REQUIRED WORK → Below is some material; set it all down exactly, apart from the pictures.

EXTRACTED ENTRIES →
▬▬▬▬▬▬
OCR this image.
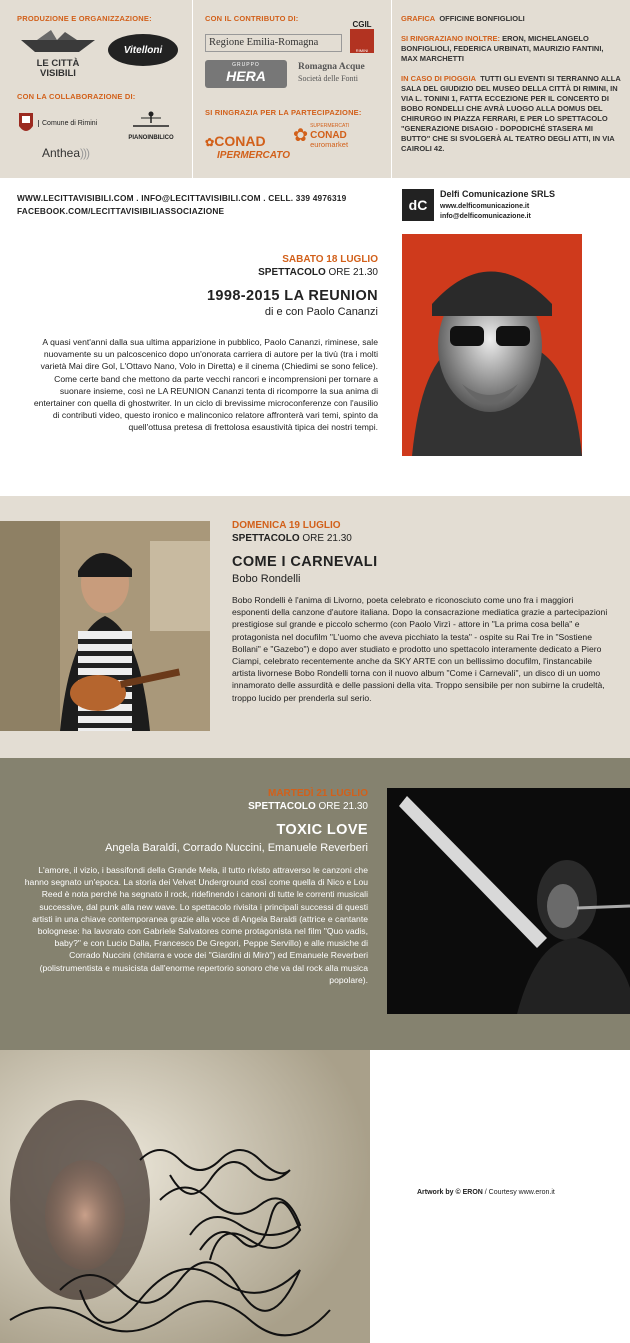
PRODUZIONE E ORGANIZZAZIONE:
LE CITTÀ
VISIBILI
Vitelloni
CON LA COLLABORAZIONE DI:
Comune di Rimini
Anthea)))
PIANOINBILICO
CON IL CONTRIBUTO DI:
Regione Emilia-Romagna
CGIL
RIMINI
GRUPPO
HERA
Romagna Acque
Società delle Fonti
SI RINGRAZIA PER LA PARTECIPAZIONE:
✿CONAD
IPERMERCATO
✿ SUPERMERCATI
CONAD
euromarket
GRAFICA OFFICINE BONFIGLIOLI
SI RINGRAZIANO INOLTRE: ERON, MICHELANGELO BONFIGLIOLI, FEDERICA URBINATI, MAURIZIO FANTINI, MAX MARCHETTI
IN CASO DI PIOGGIA TUTTI GLI EVENTI SI TERRANNO ALLA SALA DEL GIUDIZIO DEL MUSEO DELLA CITTÀ DI RIMINI, IN VIA L. TONINI 1, FATTA ECCEZIONE PER IL CONCERTO DI BOBO RONDELLI CHE AVRÀ LUOGO ALLA DOMUS DEL CHIRURGO IN PIAZZA FERRARI, E PER LO SPETTACOLO "GENERAZIONE DISAGIO - DOPODICHÉ STASERA MI BUTTO" CHE SI SVOLGERÀ AL TEATRO DEGLI ATTI, IN VIA CAIROLI 42.
WWW.LECITTAVISIBILI.COM . INFO@LECITTAVISIBILI.COM . CELL. 339 4976319
FACEBOOK.COM/LECITTAVISIBILIASSOCIAZIONE	dC
Delfi Comunicazione SRLS
www.delficomunicazione.it
info@delficomunicazione.it
SABATO 18 LUGLIO
SPETTACOLO ORE 21.30
1998-2015 LA REUNION
di e con Paolo Cananzi
A quasi vent'anni dalla sua ultima apparizione in pubblico, Paolo Cananzi, riminese, sale nuovamente su un palcoscenico dopo un'onorata carriera di autore per la tivù (tra i molti varietà Mai dire Gol, L'Ottavo Nano, Volo in Diretta) e il cinema (Chiedimi se sono felice). Come certe band che mettono da parte vecchi rancori e incomprensioni per tornare a suonare insieme, così ne LA REUNION Cananzi tenta di ricomporre la sua anima di entertainer con quella di ghostwriter. In un ciclo di brevissime microconferenze con l'ausilio di contributi video, questo ironico e malinconico relatore affronterà vari temi, spinto da quell'ottusa pretesa di frettolosa esaustività tipica dei nostri tempi.
DOMENICA 19 LUGLIO
SPETTACOLO ORE 21.30
COME I CARNEVALI
Bobo Rondelli
Bobo Rondelli è l'anima di Livorno, poeta celebrato e riconosciuto come uno fra i maggiori esponenti della canzone d'autore italiana. Dopo la consacrazione mediatica grazie a partecipazioni prestigiose sul grande e piccolo schermo (con Paolo Virzì - attore in "La prima cosa bella" e protagonista nel docufilm "L'uomo che aveva picchiato la testa" - ospite su Rai Tre in "Sostiene Bollani" e "Gazebo") e dopo aver studiato e prodotto uno spettacolo interamente dedicato a Piero Ciampi, celebrato recentemente anche da SKY ARTE con un bellissimo docufilm, l'instancabile artista livornese Bobo Rondelli torna con il nuovo album "Come i Carnevali", un disco di un uomo innamorato delle assurdità e delle passioni della vita. Troppo sensibile per non subirne la crudeltà, troppo lucido per prenderla sul serio.
MARTEDÌ 21 LUGLIO
SPETTACOLO ORE 21.30
TOXIC LOVE
Angela Baraldi, Corrado Nuccini, Emanuele Reverberi
L'amore, il vizio, i bassifondi della Grande Mela, il tutto rivisto attraverso le canzoni che hanno segnato un'epoca. La storia dei Velvet Underground così come quella di Nico e Lou Reed è nota perché ha segnato il rock, ridefinendo i canoni di tutte le correnti musicali successive, dal punk alla new wave. Lo spettacolo rivisita i principali successi di questi artisti in una chiave contemporanea grazie alla voce di Angela Baraldi (attrice e cantante bolognese: ha lavorato con Gabriele Salvatores come protagonista nel film "Quo vadis, baby?" e con Lucio Dalla, Francesco De Gregori, Peppe Servillo) e alle musiche di Corrado Nuccini (chitarra e voce dei "Giardini di Mirò") ed Emanuele Reverberi (polistrumentista e musicista dall'enorme repertorio sonoro che va dal rock alla musica popolare).
Artwork by © ERON / Courtesy www.eron.it
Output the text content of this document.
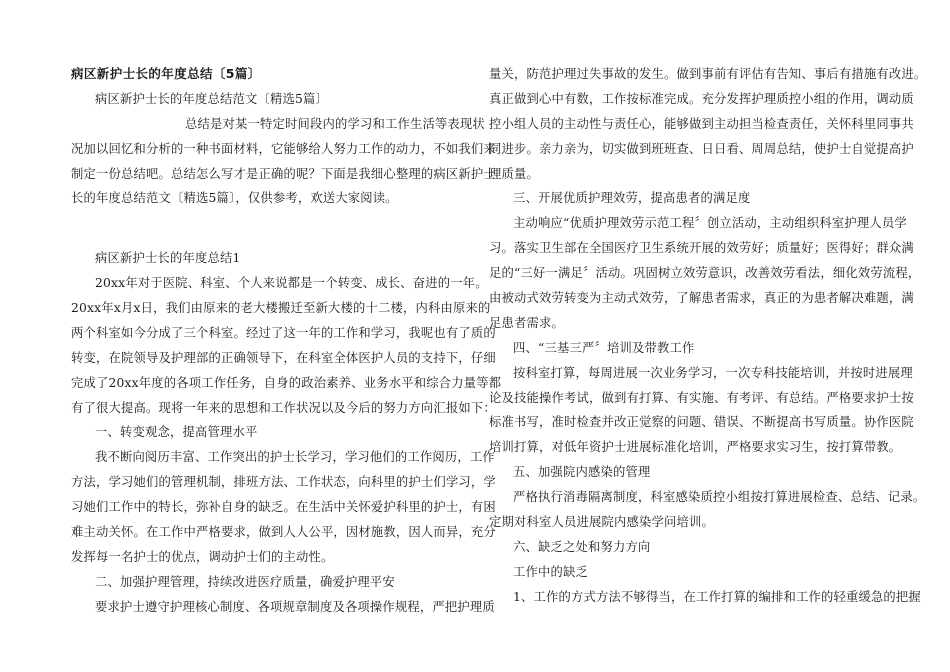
病区新护士长的年度总结〔5篇〕
病区新护士长的年度总结范文〔精选5篇〕
总结是对某一特定时间段内的学习和工作生活等表现状
况加以回忆和分析的一种书面材料，它能够给人努力工作的动力，不如我们来
制定一份总结吧。总结怎么写才是正确的呢？下面是我细心整理的病区新护士
长的年度总结范文〔精选5篇〕，仅供参考，欢送大家阅读。
病区新护士长的年度总结1
20xx年对于医院、科室、个人来说都是一个转变、成长、奋进的一年。
20xx年x月x日，我们由原来的老大楼搬迁至新大楼的十二楼，内科由原来的
两个科室如今分成了三个科室。经过了这一年的工作和学习，我呢也有了质的
转变，在院领导及护理部的正确领导下，在科室全体医护人员的支持下，仔细
完成了20xx年度的各项工作任务，自身的政治素养、业务水平和综合力量等都
有了很大提高。现将一年来的思想和工作状况以及今后的努力方向汇报如下：
一、转变观念，提高管理水平
我不断向阅历丰富、工作突出的护士长学习，学习他们的工作阅历，工作
方法，学习她们的管理机制，排班方法、工作状态，向科里的护士们学习，学
习她们工作中的特长，弥补自身的缺乏。在生活中关怀爱护科里的护士，有困
难主动关怀。在工作中严格要求，做到人人公平，因材施教，因人而异，充分
发挥每一名护士的优点，调动护士们的主动性。
二、加强护理管理，持续改进医疗质量，确爱护理平安
要求护士遵守护理核心制度、各项规章制度及各项操作规程，严把护理质
量关，防范护理过失事故的发生。做到事前有评估有告知、事后有措施有改进。
真正做到心中有数，工作按标准完成。充分发挥护理质控小组的作用，调动质
控小组人员的主动性与责任心，能够做到主动担当检查责任，关怀科里同事共
同进步。亲力亲为，切实做到班班查、日日看、周周总结，使护士自觉提高护
理质量。
三、开展优质护理效劳，提高患者的满足度
主动响应“优质护理效劳示范工程〞创立活动，主动组织科室护理人员学
习。落实卫生部在全国医疗卫生系统开展的效劳好；质量好；医得好；群众满
足的“三好一满足〞活动。巩固树立效劳意识，改善效劳看法，细化效劳流程，
由被动式效劳转变为主动式效劳，了解患者需求，真正的为患者解决难题，满
足患者需求。
四、“三基三严〞培训及带教工作
按科室打算，每周进展一次业务学习，一次专科技能培训，并按时进展理
论及技能操作考试，做到有打算、有实施、有考评、有总结。严格要求护士按
标准书写，准时检查并改正觉察的问题、错误、不断提高书写质量。协作医院
培训打算，对低年资护士进展标准化培训，严格要求实习生，按打算带教。
五、加强院内感染的管理
严格执行消毒隔离制度，科室感染质控小组按打算进展检查、总结、记录。
定期对科室人员进展院内感染学问培训。
六、缺乏之处和努力方向
工作中的缺乏
1、工作的方式方法不够得当，在工作打算的编排和工作的轻重缓急的把握
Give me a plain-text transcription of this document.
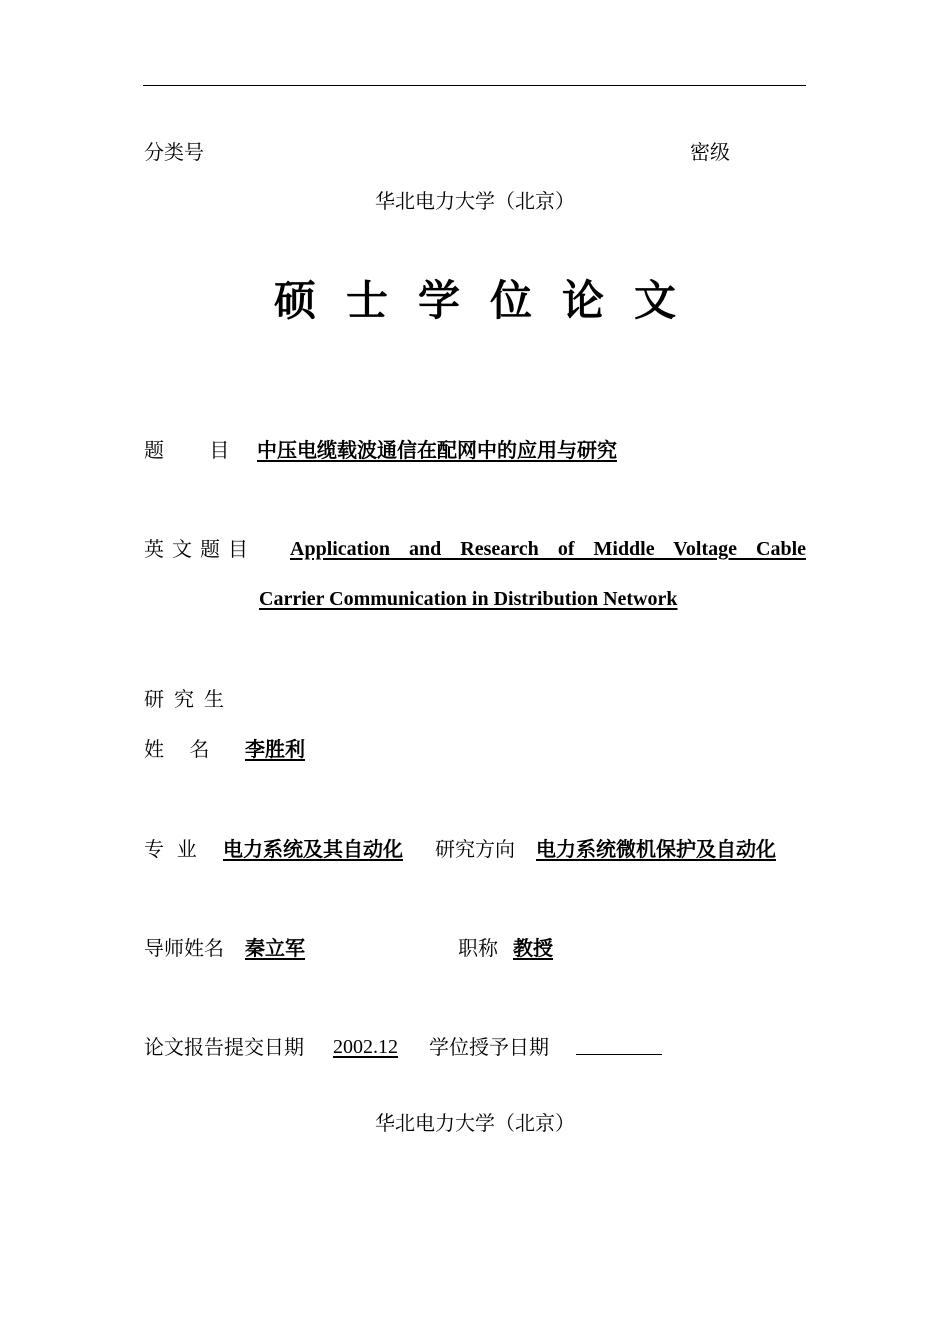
分类号	密级
华北电力大学（北京）
硕士学位论文
题    目 中压电缆载波通信在配网中的应用与研究
英文题目 Application and Research of Middle Voltage Cable
Carrier Communication in Distribution Network
研究生
姓    名 李胜利
专  业 电力系统及其自动化 研究方向 电力系统微机保护及自动化
导师姓名 秦立军	职称 教授
论文报告提交日期 2002.12 学位授予日期
华北电力大学（北京）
▬▬▬▬▬▬
WRITTEN SOLUTION →
OCR this image.
PRODUZIONE E ORGANIZZAZIONE:
LE CITTÀ
VISIBILI
Vitelloni
CON LA COLLABORAZIONE DI:
Comune di Rimini
Anthea)))
PIANOINBILICO
CON IL CONTRIBUTO DI:
Regione Emilia-Romagna
CGIL
RIMINI
GRUPPO
HERA
Romagna Acque
Società delle Fonti
SI RINGRAZIA PER LA PARTECIPAZIONE:
✿CONAD
IPERMERCATO
✿ SUPERMERCATI
CONAD
euromarket
GRAFICA OFFICINE BONFIGLIOLI
SI RINGRAZIANO INOLTRE: ERON, MICHELANGELO BONFIGLIOLI, FEDERICA URBINATI, MAURIZIO FANTINI, MAX MARCHETTI
IN CASO DI PIOGGIA TUTTI GLI EVENTI SI TERRANNO ALLA SALA DEL GIUDIZIO DEL MUSEO DELLA CITTÀ DI RIMINI, IN VIA L. TONINI 1, FATTA ECCEZIONE PER IL CONCERTO DI BOBO RONDELLI CHE AVRÀ LUOGO ALLA DOMUS DEL CHIRURGO IN PIAZZA FERRARI, E PER LO SPETTACOLO "GENERAZIONE DISAGIO - DOPODICHÉ STASERA MI BUTTO" CHE SI SVOLGERÀ AL TEATRO DEGLI ATTI, IN VIA CAIROLI 42.
WWW.LECITTAVISIBILI.COM . INFO@LECITTAVISIBILI.COM . CELL. 339 4976319
FACEBOOK.COM/LECITTAVISIBILIASSOCIAZIONE	dC
Delfi Comunicazione SRLS
www.delficomunicazione.it
info@delficomunicazione.it
SABATO 18 LUGLIO
SPETTACOLO ORE 21.30
1998-2015 LA REUNION
di e con Paolo Cananzi
A quasi vent'anni dalla sua ultima apparizione in pubblico, Paolo Cananzi, riminese, sale nuovamente su un palcoscenico dopo un'onorata carriera di autore per la tivù (tra i molti varietà Mai dire Gol, L'Ottavo Nano, Volo in Diretta) e il cinema (Chiedimi se sono felice). Come certe band che mettono da parte vecchi rancori e incomprensioni per tornare a suonare insieme, così ne LA REUNION Cananzi tenta di ricomporre la sua anima di entertainer con quella di ghostwriter. In un ciclo di brevissime microconferenze con l'ausilio di contributi video, questo ironico e malinconico relatore affronterà vari temi, spinto da quell'ottusa pretesa di frettolosa esaustività tipica dei nostri tempi.
DOMENICA 19 LUGLIO
SPETTACOLO ORE 21.30
COME I CARNEVALI
Bobo Rondelli
Bobo Rondelli è l'anima di Livorno, poeta celebrato e riconosciuto come uno fra i maggiori esponenti della canzone d'autore italiana. Dopo la consacrazione mediatica grazie a partecipazioni prestigiose sul grande e piccolo schermo (con Paolo Virzì - attore in "La prima cosa bella" e protagonista nel docufilm "L'uomo che aveva picchiato la testa" - ospite su Rai Tre in "Sostiene Bollani" e "Gazebo") e dopo aver studiato e prodotto uno spettacolo interamente dedicato a Piero Ciampi, celebrato recentemente anche da SKY ARTE con un bellissimo docufilm, l'instancabile artista livornese Bobo Rondelli torna con il nuovo album "Come i Carnevali", un disco di un uomo innamorato delle assurdità e delle passioni della vita. Troppo sensibile per non subirne la crudeltà, troppo lucido per prenderla sul serio.
MARTEDÌ 21 LUGLIO
SPETTACOLO ORE 21.30
TOXIC LOVE
Angela Baraldi, Corrado Nuccini, Emanuele Reverberi
L'amore, il vizio, i bassifondi della Grande Mela, il tutto rivisto attraverso le canzoni che hanno segnato un'epoca. La storia dei Velvet Underground così come quella di Nico e Lou Reed è nota perché ha segnato il rock, ridefinendo i canoni di tutte le correnti musicali successive, dal punk alla new wave. Lo spettacolo rivisita i principali successi di questi artisti in una chiave contemporanea grazie alla voce di Angela Baraldi (attrice e cantante bolognese: ha lavorato con Gabriele Salvatores come protagonista nel film "Quo vadis, baby?" e con Lucio Dalla, Francesco De Gregori, Peppe Servillo) e alle musiche di Corrado Nuccini (chitarra e voce dei "Giardini di Mirò") ed Emanuele Reverberi (polistrumentista e musicista dall'enorme repertorio sonoro che va dal rock alla musica popolare).
Artwork by © ERON / Courtesy www.eron.it
Output the text content of this document.
病区新护士长的年度总结〔5篇〕
病区新护士长的年度总结范文〔精选5篇〕
总结是对某一特定时间段内的学习和工作生活等表现状
况加以回忆和分析的一种书面材料，它能够给人努力工作的动力，不如我们来
制定一份总结吧。总结怎么写才是正确的呢？下面是我细心整理的病区新护士
长的年度总结范文〔精选5篇〕，仅供参考，欢送大家阅读。
病区新护士长的年度总结1
20xx年对于医院、科室、个人来说都是一个转变、成长、奋进的一年。
20xx年x月x日，我们由原来的老大楼搬迁至新大楼的十二楼，内科由原来的
两个科室如今分成了三个科室。经过了这一年的工作和学习，我呢也有了质的
转变，在院领导及护理部的正确领导下，在科室全体医护人员的支持下，仔细
完成了20xx年度的各项工作任务，自身的政治素养、业务水平和综合力量等都
有了很大提高。现将一年来的思想和工作状况以及今后的努力方向汇报如下：
一、转变观念，提高管理水平
我不断向阅历丰富、工作突出的护士长学习，学习他们的工作阅历，工作
方法，学习她们的管理机制，排班方法、工作状态，向科里的护士们学习，学
习她们工作中的特长，弥补自身的缺乏。在生活中关怀爱护科里的护士，有困
难主动关怀。在工作中严格要求，做到人人公平，因材施教，因人而异，充分
发挥每一名护士的优点，调动护士们的主动性。
二、加强护理管理，持续改进医疗质量，确爱护理平安
要求护士遵守护理核心制度、各项规章制度及各项操作规程，严把护理质
量关，防范护理过失事故的发生。做到事前有评估有告知、事后有措施有改进。
真正做到心中有数，工作按标准完成。充分发挥护理质控小组的作用，调动质
控小组人员的主动性与责任心，能够做到主动担当检查责任，关怀科里同事共
同进步。亲力亲为，切实做到班班查、日日看、周周总结，使护士自觉提高护
理质量。
三、开展优质护理效劳，提高患者的满足度
主动响应“优质护理效劳示范工程〞创立活动，主动组织科室护理人员学
习。落实卫生部在全国医疗卫生系统开展的效劳好；质量好；医得好；群众满
足的“三好一满足〞活动。巩固树立效劳意识，改善效劳看法，细化效劳流程，
由被动式效劳转变为主动式效劳，了解患者需求，真正的为患者解决难题，满
足患者需求。
四、“三基三严〞培训及带教工作
按科室打算，每周进展一次业务学习，一次专科技能培训，并按时进展理
论及技能操作考试，做到有打算、有实施、有考评、有总结。严格要求护士按
标准书写，准时检查并改正觉察的问题、错误、不断提高书写质量。协作医院
培训打算，对低年资护士进展标准化培训，严格要求实习生，按打算带教。
五、加强院内感染的管理
严格执行消毒隔离制度，科室感染质控小组按打算进展检查、总结、记录。
定期对科室人员进展院内感染学问培训。
六、缺乏之处和努力方向
工作中的缺乏
1、工作的方式方法不够得当，在工作打算的编排和工作的轻重缓急的把握
Give me a plain-text transcription of this document.
分类号	密级
华北电力大学（北京）
硕士学位论文
题    目 中压电缆载波通信在配网中的应用与研究
英文题目 Application and Research of Middle Voltage Cable
Carrier Communication in Distribution Network
研究生
姓    名 李胜利
专  业 电力系统及其自动化 研究方向 电力系统微机保护及自动化
导师姓名 秦立军	职称 教授
论文报告提交日期 2002.12 学位授予日期
华北电力大学（北京）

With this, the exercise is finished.